> _Written instruction_: Lift out each line of the data that holds "price".

> _Data to process_:
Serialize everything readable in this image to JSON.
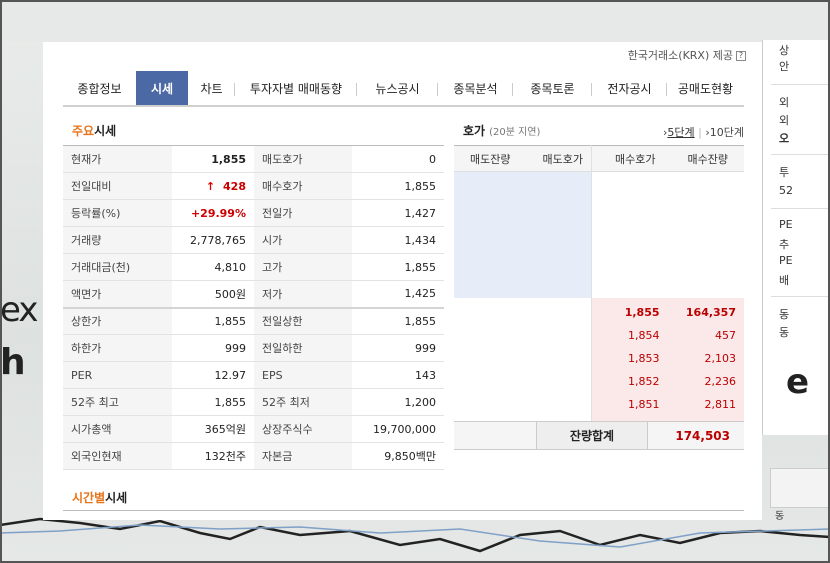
{
  "provider": {
    "text": "한국거래소(KRX) 제공",
    "help_icon": "?"
  },
  "tabs": [
    {
      "label": "종합정보",
      "active": false
    },
    {
      "label": "시세",
      "active": true
    },
    {
      "label": "차트",
      "active": false
    },
    {
      "label": "투자자별 매매동향",
      "active": false
    },
    {
      "label": "뉴스공시",
      "active": false
    },
    {
      "label": "종목분석",
      "active": false
    },
    {
      "label": "종목토론",
      "active": false
    },
    {
      "label": "전자공시",
      "active": false
    },
    {
      "label": "공매도현황",
      "active": false
    }
  ],
  "main_quote": {
    "title_accent": "주요",
    "title_rest": "시세",
    "rows": [
      {
        "k1": "현재가",
        "v1": "1,855",
        "k2": "매도호가",
        "v2": "0"
      },
      {
        "k1": "전일대비",
        "v1": "428",
        "k2": "매수호가",
        "v2": "1,855"
      },
      {
        "k1": "등락률(%)",
        "v1": "+29.99%",
        "k2": "전일가",
        "v2": "1,427"
      },
      {
        "k1": "거래량",
        "v1": "2,778,765",
        "k2": "시가",
        "v2": "1,434"
      },
      {
        "k1": "거래대금(천)",
        "v1": "4,810",
        "k2": "고가",
        "v2": "1,855"
      },
      {
        "k1": "액면가",
        "v1": "500원",
        "k2": "저가",
        "v2": "1,425"
      },
      {
        "k1": "상한가",
        "v1": "1,855",
        "k2": "전일상한",
        "v2": "1,855"
      },
      {
        "k1": "하한가",
        "v1": "999",
        "k2": "전일하한",
        "v2": "999"
      },
      {
        "k1": "PER",
        "v1": "12.97",
        "k2": "EPS",
        "v2": "143"
      },
      {
        "k1": "52주 최고",
        "v1": "1,855",
        "k2": "52주 최저",
        "v2": "1,200"
      },
      {
        "k1": "시가총액",
        "v1": "365억원",
        "k2": "상장주식수",
        "v2": "19,700,000"
      },
      {
        "k1": "외국인현재",
        "v1": "132천주",
        "k2": "자본금",
        "v2": "9,850백만"
      }
    ],
    "up_arrow": "↑"
  },
  "orderbook": {
    "title": "호가",
    "subtitle": "(20분 지연)",
    "link_5": "5단계",
    "link_10": "10단계",
    "headers": [
      "매도잔량",
      "매도호가",
      "매수호가",
      "매수잔량"
    ],
    "bids": [
      {
        "price": "1,855",
        "qty": "164,357"
      },
      {
        "price": "1,854",
        "qty": "457"
      },
      {
        "price": "1,853",
        "qty": "2,103"
      },
      {
        "price": "1,852",
        "qty": "2,236"
      },
      {
        "price": "1,851",
        "qty": "2,811"
      }
    ],
    "total_label": "잔량합계",
    "total_value": "174,503"
  },
  "time_section": {
    "title_accent": "시간별",
    "title_rest": "시세"
  },
  "background": {
    "left_text_1": "ex",
    "left_text_2": "h",
    "right_text": "e",
    "sidebar": [
      "상",
      "안",
      "외",
      "외",
      "오",
      "투",
      "52",
      "PE",
      "추",
      "PE",
      "배",
      "동",
      "동"
    ],
    "bottom_box": "동"
  }
}
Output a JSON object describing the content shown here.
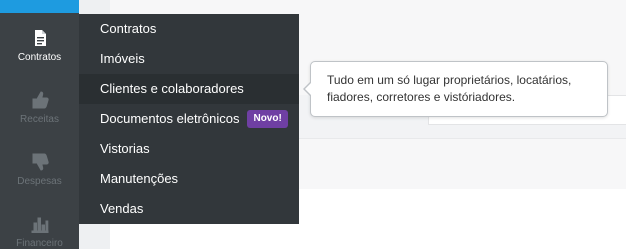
{
  "sidebar": {
    "items": [
      {
        "label": "Contratos",
        "icon": "document-icon",
        "active": true
      },
      {
        "label": "Receitas",
        "icon": "thumbs-up-icon",
        "active": false
      },
      {
        "label": "Despesas",
        "icon": "thumbs-down-icon",
        "active": false
      },
      {
        "label": "Financeiro",
        "icon": "bar-chart-icon",
        "active": false
      }
    ]
  },
  "menu": {
    "items": [
      {
        "label": "Contratos"
      },
      {
        "label": "Imóveis"
      },
      {
        "label": "Clientes e colaboradores"
      },
      {
        "label": "Documentos eletrônicos",
        "badge": "Novo!"
      },
      {
        "label": "Vistorias"
      },
      {
        "label": "Manutenções"
      },
      {
        "label": "Vendas"
      }
    ]
  },
  "tooltip": {
    "text": "Tudo em um só lugar proprietários, locatários, fiadores, corretores e vistóriadores."
  },
  "colors": {
    "sidebar_bg": "#3c4145",
    "menu_bg": "#32373b",
    "accent_top": "#1e9be0",
    "badge": "#6f3fa3"
  }
}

> _Answer to the exercise_:
        "price": "1,855",
        "price": "1,854",
        "price": "1,853",
        "price": "1,852",
        "price": "1,851",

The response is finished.